— Requirements —
Check every line of the data below for the string "ylabel", and copy the ones that hold it.

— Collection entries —
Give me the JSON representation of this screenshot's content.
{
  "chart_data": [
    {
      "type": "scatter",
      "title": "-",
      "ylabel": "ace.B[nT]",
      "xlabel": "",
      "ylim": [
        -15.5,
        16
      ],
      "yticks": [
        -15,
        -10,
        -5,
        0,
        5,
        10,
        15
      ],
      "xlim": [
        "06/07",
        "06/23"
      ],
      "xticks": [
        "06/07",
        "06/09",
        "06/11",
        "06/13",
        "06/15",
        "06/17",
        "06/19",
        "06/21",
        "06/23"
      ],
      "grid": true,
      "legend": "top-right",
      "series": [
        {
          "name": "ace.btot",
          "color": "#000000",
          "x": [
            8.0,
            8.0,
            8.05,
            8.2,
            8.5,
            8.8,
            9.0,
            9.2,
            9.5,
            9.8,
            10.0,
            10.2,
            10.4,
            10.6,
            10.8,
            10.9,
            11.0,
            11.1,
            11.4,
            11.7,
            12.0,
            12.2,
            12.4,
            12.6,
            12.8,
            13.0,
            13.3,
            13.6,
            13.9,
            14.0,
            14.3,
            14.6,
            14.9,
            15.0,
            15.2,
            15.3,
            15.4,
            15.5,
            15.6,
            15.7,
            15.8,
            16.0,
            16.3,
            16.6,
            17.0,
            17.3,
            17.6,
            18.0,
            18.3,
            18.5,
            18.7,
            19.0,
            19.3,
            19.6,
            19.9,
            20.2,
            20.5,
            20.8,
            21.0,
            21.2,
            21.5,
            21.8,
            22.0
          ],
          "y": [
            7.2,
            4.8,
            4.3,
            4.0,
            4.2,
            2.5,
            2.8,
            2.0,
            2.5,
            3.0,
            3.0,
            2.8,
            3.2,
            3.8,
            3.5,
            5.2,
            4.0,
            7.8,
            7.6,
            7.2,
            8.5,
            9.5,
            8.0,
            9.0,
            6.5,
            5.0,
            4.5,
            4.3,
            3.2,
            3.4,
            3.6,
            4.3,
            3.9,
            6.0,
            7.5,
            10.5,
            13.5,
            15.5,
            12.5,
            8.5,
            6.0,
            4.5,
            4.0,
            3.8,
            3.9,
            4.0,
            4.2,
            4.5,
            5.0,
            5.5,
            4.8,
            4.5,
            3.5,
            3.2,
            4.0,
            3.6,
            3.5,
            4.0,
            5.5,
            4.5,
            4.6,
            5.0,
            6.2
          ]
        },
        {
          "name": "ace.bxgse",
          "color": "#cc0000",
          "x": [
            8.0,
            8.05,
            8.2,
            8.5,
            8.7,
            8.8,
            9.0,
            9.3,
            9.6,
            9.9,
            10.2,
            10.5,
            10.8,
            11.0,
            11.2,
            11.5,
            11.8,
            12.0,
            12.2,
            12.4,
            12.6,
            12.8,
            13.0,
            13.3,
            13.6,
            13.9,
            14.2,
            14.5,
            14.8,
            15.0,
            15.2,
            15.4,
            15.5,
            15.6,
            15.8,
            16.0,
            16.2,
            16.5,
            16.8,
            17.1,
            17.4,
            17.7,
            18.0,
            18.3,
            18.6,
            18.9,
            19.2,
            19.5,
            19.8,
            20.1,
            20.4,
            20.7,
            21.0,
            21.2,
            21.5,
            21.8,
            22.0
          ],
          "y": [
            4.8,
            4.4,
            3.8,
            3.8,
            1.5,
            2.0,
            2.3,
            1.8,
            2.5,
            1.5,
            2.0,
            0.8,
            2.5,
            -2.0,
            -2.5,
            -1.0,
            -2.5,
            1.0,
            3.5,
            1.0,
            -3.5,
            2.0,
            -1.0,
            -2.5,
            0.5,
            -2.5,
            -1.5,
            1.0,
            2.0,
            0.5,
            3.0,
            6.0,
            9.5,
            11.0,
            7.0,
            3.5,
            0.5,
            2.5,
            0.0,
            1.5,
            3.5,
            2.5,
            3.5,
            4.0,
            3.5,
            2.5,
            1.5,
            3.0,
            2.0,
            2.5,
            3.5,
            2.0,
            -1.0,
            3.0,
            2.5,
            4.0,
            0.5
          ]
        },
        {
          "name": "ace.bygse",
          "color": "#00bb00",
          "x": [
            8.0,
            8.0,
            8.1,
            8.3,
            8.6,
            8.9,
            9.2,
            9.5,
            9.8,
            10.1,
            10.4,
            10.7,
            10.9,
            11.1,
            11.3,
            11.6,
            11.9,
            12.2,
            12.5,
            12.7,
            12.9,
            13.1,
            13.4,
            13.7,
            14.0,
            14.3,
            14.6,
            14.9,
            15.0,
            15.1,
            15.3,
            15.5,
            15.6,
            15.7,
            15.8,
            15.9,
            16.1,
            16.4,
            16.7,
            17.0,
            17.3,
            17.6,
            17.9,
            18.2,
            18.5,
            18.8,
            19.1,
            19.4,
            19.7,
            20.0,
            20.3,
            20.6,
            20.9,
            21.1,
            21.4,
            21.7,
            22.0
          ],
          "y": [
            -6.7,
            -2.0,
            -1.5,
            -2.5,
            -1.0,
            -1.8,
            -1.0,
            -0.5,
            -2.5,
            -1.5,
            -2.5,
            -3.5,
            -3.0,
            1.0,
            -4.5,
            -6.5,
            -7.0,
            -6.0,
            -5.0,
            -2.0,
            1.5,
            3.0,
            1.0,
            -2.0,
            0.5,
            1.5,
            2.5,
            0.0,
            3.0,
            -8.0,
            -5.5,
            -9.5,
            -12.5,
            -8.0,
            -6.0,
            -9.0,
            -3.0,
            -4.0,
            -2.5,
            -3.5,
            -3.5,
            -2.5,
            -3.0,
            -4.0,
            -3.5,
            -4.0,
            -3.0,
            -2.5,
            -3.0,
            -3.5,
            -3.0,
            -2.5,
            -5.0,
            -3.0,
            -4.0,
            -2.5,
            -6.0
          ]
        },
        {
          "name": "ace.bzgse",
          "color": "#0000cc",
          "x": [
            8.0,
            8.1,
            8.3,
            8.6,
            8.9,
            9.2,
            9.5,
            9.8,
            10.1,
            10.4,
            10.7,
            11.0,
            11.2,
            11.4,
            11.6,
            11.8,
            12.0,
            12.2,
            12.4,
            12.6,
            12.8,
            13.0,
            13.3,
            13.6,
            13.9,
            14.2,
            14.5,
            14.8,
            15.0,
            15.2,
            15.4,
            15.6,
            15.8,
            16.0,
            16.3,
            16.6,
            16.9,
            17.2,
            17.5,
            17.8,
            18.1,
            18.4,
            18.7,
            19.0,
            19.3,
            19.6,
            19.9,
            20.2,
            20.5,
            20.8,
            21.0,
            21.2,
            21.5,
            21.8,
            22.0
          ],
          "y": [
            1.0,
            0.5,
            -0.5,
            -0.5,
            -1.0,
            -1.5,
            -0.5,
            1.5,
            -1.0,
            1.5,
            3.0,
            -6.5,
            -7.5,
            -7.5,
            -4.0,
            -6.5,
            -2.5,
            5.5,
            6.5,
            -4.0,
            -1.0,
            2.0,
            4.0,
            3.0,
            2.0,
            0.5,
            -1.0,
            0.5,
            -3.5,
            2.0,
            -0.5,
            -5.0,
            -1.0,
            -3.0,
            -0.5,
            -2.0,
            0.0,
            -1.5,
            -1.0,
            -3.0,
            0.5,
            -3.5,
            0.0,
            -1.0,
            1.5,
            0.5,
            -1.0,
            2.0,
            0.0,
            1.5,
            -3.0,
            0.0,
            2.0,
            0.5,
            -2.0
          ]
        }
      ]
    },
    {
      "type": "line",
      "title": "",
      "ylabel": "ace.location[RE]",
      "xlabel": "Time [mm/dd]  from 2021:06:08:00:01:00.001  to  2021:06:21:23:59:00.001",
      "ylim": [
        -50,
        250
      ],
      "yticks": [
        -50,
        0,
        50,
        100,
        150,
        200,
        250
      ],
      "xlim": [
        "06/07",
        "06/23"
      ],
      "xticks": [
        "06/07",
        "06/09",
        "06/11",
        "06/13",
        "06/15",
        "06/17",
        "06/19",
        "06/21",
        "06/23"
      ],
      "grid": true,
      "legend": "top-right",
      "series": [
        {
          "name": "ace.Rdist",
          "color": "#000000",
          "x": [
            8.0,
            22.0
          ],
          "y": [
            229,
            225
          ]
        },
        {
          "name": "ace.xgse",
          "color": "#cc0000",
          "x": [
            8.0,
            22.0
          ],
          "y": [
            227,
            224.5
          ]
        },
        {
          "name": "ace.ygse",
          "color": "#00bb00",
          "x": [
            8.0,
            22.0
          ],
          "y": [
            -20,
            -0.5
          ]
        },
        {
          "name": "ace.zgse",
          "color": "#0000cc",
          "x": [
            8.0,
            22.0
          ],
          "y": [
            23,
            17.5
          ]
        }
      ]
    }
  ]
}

— Task result —
      "ylabel": "ace.B[nT]",
      "ylabel": "ace.location[RE]",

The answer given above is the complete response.